— start of INFORMATION PROVIDED —
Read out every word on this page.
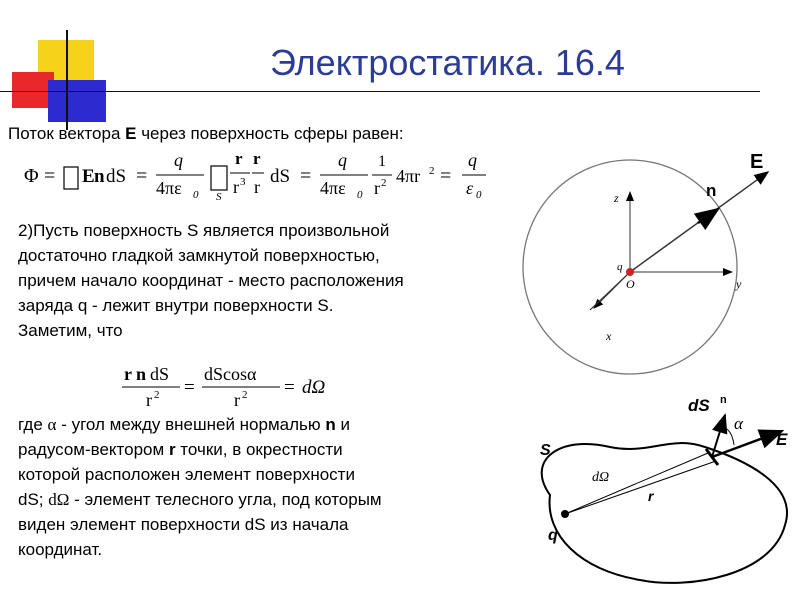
Электростатика. 16.4
Поток вектора E через поверхность сферы равен:
Φ = E n dS =
q
4πε 0 S
r
r 3
r
r dS =
q
4πε 0
1
r 2 4πr 2 =
q
ε 0
2)Пусть поверхность S является произвольной
достаточно гладкой замкнутой поверхностью,
причем начало координат - место расположения
заряда q - лежит внутри поверхности S.
Заметим, что
r n dS
r 2 =
dScosα
r 2 = dΩ
где α - угол между внешней нормалью n и
радусом-вектором r точки, в окрестности
которой расположен элемент поверхности
dS; dΩ - элемент телесного угла, под которым
виден элемент поверхности dS из начала
координат.
E
n
z
q
O	y
x
dS n
α
E
S
dΩ
r
q
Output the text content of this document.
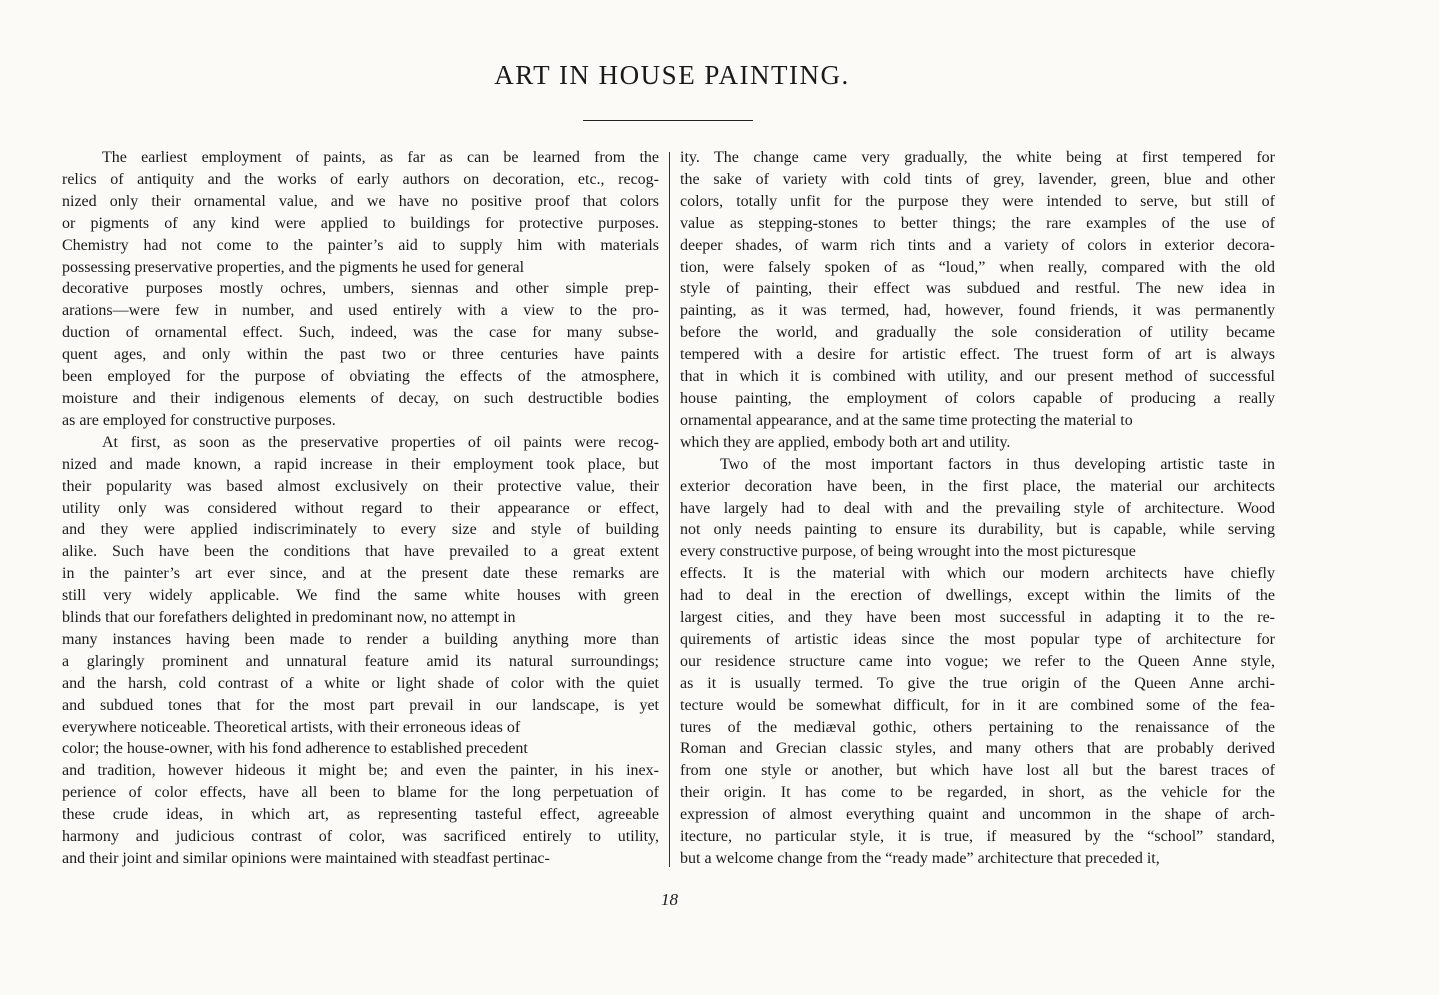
ART IN HOUSE PAINTING.

The earliest employment of paints, as far as can be learned from the
relics of antiquity and the works of early authors on decoration, etc., recog-
nized only their ornamental value, and we have no positive proof that colors
or pigments of any kind were applied to buildings for protective purposes.
Chemistry had not come to the painter’s aid to supply him with materials
possessing preservative properties, and the pigments he used for general
decorative purposes mostly ochres, umbers, siennas and other simple prep-
arations—were few in number, and used entirely with a view to the pro-
duction of ornamental effect. Such, indeed, was the case for many subse-
quent ages, and only within the past two or three centuries have paints
been employed for the purpose of obviating the effects of the atmosphere,
moisture and their indigenous elements of decay, on such destructible bodies
as are employed for constructive purposes.

At first, as soon as the preservative properties of oil paints were recog-
nized and made known, a rapid increase in their employment took place, but
their popularity was based almost exclusively on their protective value, their
utility only was considered without regard to their appearance or effect,
and they were applied indiscriminately to every size and style of building
alike. Such have been the conditions that have prevailed to a great extent
in the painter’s art ever since, and at the present date these remarks are
still very widely applicable. We find the same white houses with green
blinds that our forefathers delighted in predominant now, no attempt in
many instances having been made to render a building anything more than
a glaringly prominent and unnatural feature amid its natural surroundings;
and the harsh, cold contrast of a white or light shade of color with the quiet
and subdued tones that for the most part prevail in our landscape, is yet
everywhere noticeable. Theoretical artists, with their erroneous ideas of
color; the house-owner, with his fond adherence to established precedent
and tradition, however hideous it might be; and even the painter, in his inex-
perience of color effects, have all been to blame for the long perpetuation of
these crude ideas, in which art, as representing tasteful effect, agreeable
harmony and judicious contrast of color, was sacrificed entirely to utility,
and their joint and similar opinions were maintained with steadfast pertinac-

ity. The change came very gradually, the white being at first tempered for
the sake of variety with cold tints of grey, lavender, green, blue and other
colors, totally unfit for the purpose they were intended to serve, but still of
value as stepping-stones to better things; the rare examples of the use of
deeper shades, of warm rich tints and a variety of colors in exterior decora-
tion, were falsely spoken of as “loud,” when really, compared with the old
style of painting, their effect was subdued and restful. The new idea in
painting, as it was termed, had, however, found friends, it was permanently
before the world, and gradually the sole consideration of utility became
tempered with a desire for artistic effect. The truest form of art is always
that in which it is combined with utility, and our present method of successful
house painting, the employment of colors capable of producing a really
ornamental appearance, and at the same time protecting the material to
which they are applied, embody both art and utility.

Two of the most important factors in thus developing artistic taste in
exterior decoration have been, in the first place, the material our architects
have largely had to deal with and the prevailing style of architecture. Wood
not only needs painting to ensure its durability, but is capable, while serving
every constructive purpose, of being wrought into the most picturesque
effects. It is the material with which our modern architects have chiefly
had to deal in the erection of dwellings, except within the limits of the
largest cities, and they have been most successful in adapting it to the re-
quirements of artistic ideas since the most popular type of architecture for
our residence structure came into vogue; we refer to the Queen Anne style,
as it is usually termed. To give the true origin of the Queen Anne archi-
tecture would be somewhat difficult, for in it are combined some of the fea-
tures of the mediæval gothic, others pertaining to the renaissance of the
Roman and Grecian classic styles, and many others that are probably derived
from one style or another, but which have lost all but the barest traces of
their origin. It has come to be regarded, in short, as the vehicle for the
expression of almost everything quaint and uncommon in the shape of arch-
itecture, no particular style, it is true, if measured by the “school” standard,
but a welcome change from the “ready made” architecture that preceded it,

18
— end of INFORMATION PROVIDED —
Extract all lines from the material above that include the word "they".

RESPONSE FOR THIS EXERCISE
and they were applied indiscriminately to every size and style of building
colors, totally unfit for the purpose they were intended to serve, but still of
which they are applied, embody both art and utility.
largest cities, and they have been most successful in adapting it to the re-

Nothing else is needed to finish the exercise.